===== Stored rows =====
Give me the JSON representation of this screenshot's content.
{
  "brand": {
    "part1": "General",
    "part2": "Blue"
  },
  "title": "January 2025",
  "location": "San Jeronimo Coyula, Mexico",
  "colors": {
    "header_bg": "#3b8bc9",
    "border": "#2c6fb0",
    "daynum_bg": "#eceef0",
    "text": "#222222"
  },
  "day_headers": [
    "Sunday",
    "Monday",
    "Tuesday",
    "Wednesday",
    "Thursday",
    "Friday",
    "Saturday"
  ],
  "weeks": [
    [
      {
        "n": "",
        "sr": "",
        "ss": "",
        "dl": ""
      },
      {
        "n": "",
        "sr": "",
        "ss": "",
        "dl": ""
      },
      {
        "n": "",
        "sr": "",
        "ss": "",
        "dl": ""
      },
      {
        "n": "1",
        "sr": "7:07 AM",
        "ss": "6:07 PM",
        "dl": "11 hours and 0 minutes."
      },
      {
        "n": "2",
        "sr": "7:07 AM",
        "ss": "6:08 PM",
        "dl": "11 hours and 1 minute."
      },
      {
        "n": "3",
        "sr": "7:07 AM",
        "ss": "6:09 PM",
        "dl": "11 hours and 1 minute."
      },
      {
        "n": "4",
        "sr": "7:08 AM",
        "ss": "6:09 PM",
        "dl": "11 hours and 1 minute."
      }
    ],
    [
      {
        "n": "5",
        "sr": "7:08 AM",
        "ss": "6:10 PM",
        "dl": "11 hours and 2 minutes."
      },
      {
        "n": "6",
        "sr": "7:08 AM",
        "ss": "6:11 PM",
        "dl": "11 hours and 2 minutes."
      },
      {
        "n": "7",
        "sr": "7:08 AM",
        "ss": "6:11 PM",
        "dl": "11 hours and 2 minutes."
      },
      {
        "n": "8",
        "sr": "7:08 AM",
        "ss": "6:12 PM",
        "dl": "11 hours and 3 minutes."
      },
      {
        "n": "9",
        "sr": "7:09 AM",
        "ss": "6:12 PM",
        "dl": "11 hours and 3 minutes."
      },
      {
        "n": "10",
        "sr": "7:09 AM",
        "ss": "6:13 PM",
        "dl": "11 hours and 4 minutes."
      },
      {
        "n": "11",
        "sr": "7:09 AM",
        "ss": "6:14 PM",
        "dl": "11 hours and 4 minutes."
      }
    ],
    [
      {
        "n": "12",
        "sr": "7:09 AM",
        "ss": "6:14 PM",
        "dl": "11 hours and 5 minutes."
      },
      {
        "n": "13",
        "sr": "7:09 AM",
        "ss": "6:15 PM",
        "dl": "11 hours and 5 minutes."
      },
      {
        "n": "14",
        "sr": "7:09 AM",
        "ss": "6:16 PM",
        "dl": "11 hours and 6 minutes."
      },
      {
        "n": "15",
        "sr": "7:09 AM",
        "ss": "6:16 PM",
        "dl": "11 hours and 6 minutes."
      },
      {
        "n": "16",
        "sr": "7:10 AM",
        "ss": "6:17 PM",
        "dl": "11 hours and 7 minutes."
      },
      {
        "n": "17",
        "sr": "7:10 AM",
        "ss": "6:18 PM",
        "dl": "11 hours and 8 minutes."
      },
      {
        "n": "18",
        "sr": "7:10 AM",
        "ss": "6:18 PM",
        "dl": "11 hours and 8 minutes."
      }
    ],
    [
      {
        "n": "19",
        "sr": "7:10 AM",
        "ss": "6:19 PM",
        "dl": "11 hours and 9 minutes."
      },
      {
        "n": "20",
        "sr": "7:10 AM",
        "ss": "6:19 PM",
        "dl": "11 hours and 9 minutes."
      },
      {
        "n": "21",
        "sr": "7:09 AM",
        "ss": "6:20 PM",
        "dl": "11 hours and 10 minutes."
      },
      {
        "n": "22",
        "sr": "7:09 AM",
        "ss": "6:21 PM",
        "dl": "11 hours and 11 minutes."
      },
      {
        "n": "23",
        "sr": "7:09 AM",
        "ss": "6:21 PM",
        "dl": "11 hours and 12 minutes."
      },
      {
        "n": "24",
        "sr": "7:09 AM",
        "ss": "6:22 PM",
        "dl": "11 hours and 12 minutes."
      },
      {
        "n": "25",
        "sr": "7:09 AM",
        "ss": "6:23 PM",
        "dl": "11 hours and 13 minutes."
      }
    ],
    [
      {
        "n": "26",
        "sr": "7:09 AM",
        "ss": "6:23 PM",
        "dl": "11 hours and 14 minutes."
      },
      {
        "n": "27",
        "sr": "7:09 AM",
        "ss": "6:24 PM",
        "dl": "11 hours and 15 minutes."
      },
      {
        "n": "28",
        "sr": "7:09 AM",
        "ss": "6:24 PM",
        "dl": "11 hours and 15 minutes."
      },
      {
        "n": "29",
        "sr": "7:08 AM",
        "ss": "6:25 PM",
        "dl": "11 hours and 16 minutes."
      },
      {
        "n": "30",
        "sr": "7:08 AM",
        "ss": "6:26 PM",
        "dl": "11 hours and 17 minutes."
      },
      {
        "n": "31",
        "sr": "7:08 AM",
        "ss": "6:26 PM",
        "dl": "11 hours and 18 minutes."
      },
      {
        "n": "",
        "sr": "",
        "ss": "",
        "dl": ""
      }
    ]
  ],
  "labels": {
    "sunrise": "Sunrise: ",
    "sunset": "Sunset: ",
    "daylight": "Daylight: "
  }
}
=====
(Stated goal)
Each record above should be repeated exactly as it appears.

(Exercise result)
Give me the JSON representation of this screenshot's content.
{
  "brand": {
    "part1": "General",
    "part2": "Blue"
  },
  "title": "January 2025",
  "location": "San Jeronimo Coyula, Mexico",
  "colors": {
    "header_bg": "#3b8bc9",
    "border": "#2c6fb0",
    "daynum_bg": "#eceef0",
    "text": "#222222"
  },
  "day_headers": [
    "Sunday",
    "Monday",
    "Tuesday",
    "Wednesday",
    "Thursday",
    "Friday",
    "Saturday"
  ],
  "weeks": [
    [
      {
        "n": "",
        "sr": "",
        "ss": "",
        "dl": ""
      },
      {
        "n": "",
        "sr": "",
        "ss": "",
        "dl": ""
      },
      {
        "n": "",
        "sr": "",
        "ss": "",
        "dl": ""
      },
      {
        "n": "1",
        "sr": "7:07 AM",
        "ss": "6:07 PM",
        "dl": "11 hours and 0 minutes."
      },
      {
        "n": "2",
        "sr": "7:07 AM",
        "ss": "6:08 PM",
        "dl": "11 hours and 1 minute."
      },
      {
        "n": "3",
        "sr": "7:07 AM",
        "ss": "6:09 PM",
        "dl": "11 hours and 1 minute."
      },
      {
        "n": "4",
        "sr": "7:08 AM",
        "ss": "6:09 PM",
        "dl": "11 hours and 1 minute."
      }
    ],
    [
      {
        "n": "5",
        "sr": "7:08 AM",
        "ss": "6:10 PM",
        "dl": "11 hours and 2 minutes."
      },
      {
        "n": "6",
        "sr": "7:08 AM",
        "ss": "6:11 PM",
        "dl": "11 hours and 2 minutes."
      },
      {
        "n": "7",
        "sr": "7:08 AM",
        "ss": "6:11 PM",
        "dl": "11 hours and 2 minutes."
      },
      {
        "n": "8",
        "sr": "7:08 AM",
        "ss": "6:12 PM",
        "dl": "11 hours and 3 minutes."
      },
      {
        "n": "9",
        "sr": "7:09 AM",
        "ss": "6:12 PM",
        "dl": "11 hours and 3 minutes."
      },
      {
        "n": "10",
        "sr": "7:09 AM",
        "ss": "6:13 PM",
        "dl": "11 hours and 4 minutes."
      },
      {
        "n": "11",
        "sr": "7:09 AM",
        "ss": "6:14 PM",
        "dl": "11 hours and 4 minutes."
      }
    ],
    [
      {
        "n": "12",
        "sr": "7:09 AM",
        "ss": "6:14 PM",
        "dl": "11 hours and 5 minutes."
      },
      {
        "n": "13",
        "sr": "7:09 AM",
        "ss": "6:15 PM",
        "dl": "11 hours and 5 minutes."
      },
      {
        "n": "14",
        "sr": "7:09 AM",
        "ss": "6:16 PM",
        "dl": "11 hours and 6 minutes."
      },
      {
        "n": "15",
        "sr": "7:09 AM",
        "ss": "6:16 PM",
        "dl": "11 hours and 6 minutes."
      },
      {
        "n": "16",
        "sr": "7:10 AM",
        "ss": "6:17 PM",
        "dl": "11 hours and 7 minutes."
      },
      {
        "n": "17",
        "sr": "7:10 AM",
        "ss": "6:18 PM",
        "dl": "11 hours and 8 minutes."
      },
      {
        "n": "18",
        "sr": "7:10 AM",
        "ss": "6:18 PM",
        "dl": "11 hours and 8 minutes."
      }
    ],
    [
      {
        "n": "19",
        "sr": "7:10 AM",
        "ss": "6:19 PM",
        "dl": "11 hours and 9 minutes."
      },
      {
        "n": "20",
        "sr": "7:10 AM",
        "ss": "6:19 PM",
        "dl": "11 hours and 9 minutes."
      },
      {
        "n": "21",
        "sr": "7:09 AM",
        "ss": "6:20 PM",
        "dl": "11 hours and 10 minutes."
      },
      {
        "n": "22",
        "sr": "7:09 AM",
        "ss": "6:21 PM",
        "dl": "11 hours and 11 minutes."
      },
      {
        "n": "23",
        "sr": "7:09 AM",
        "ss": "6:21 PM",
        "dl": "11 hours and 12 minutes."
      },
      {
        "n": "24",
        "sr": "7:09 AM",
        "ss": "6:22 PM",
        "dl": "11 hours and 12 minutes."
      },
      {
        "n": "25",
        "sr": "7:09 AM",
        "ss": "6:23 PM",
        "dl": "11 hours and 13 minutes."
      }
    ],
    [
      {
        "n": "26",
        "sr": "7:09 AM",
        "ss": "6:23 PM",
        "dl": "11 hours and 14 minutes."
      },
      {
        "n": "27",
        "sr": "7:09 AM",
        "ss": "6:24 PM",
        "dl": "11 hours and 15 minutes."
      },
      {
        "n": "28",
        "sr": "7:09 AM",
        "ss": "6:24 PM",
        "dl": "11 hours and 15 minutes."
      },
      {
        "n": "29",
        "sr": "7:08 AM",
        "ss": "6:25 PM",
        "dl": "11 hours and 16 minutes."
      },
      {
        "n": "30",
        "sr": "7:08 AM",
        "ss": "6:26 PM",
        "dl": "11 hours and 17 minutes."
      },
      {
        "n": "31",
        "sr": "7:08 AM",
        "ss": "6:26 PM",
        "dl": "11 hours and 18 minutes."
      },
      {
        "n": "",
        "sr": "",
        "ss": "",
        "dl": ""
      }
    ]
  ],
  "labels": {
    "sunrise": "Sunrise: ",
    "sunset": "Sunset: ",
    "daylight": "Daylight: "
  }
}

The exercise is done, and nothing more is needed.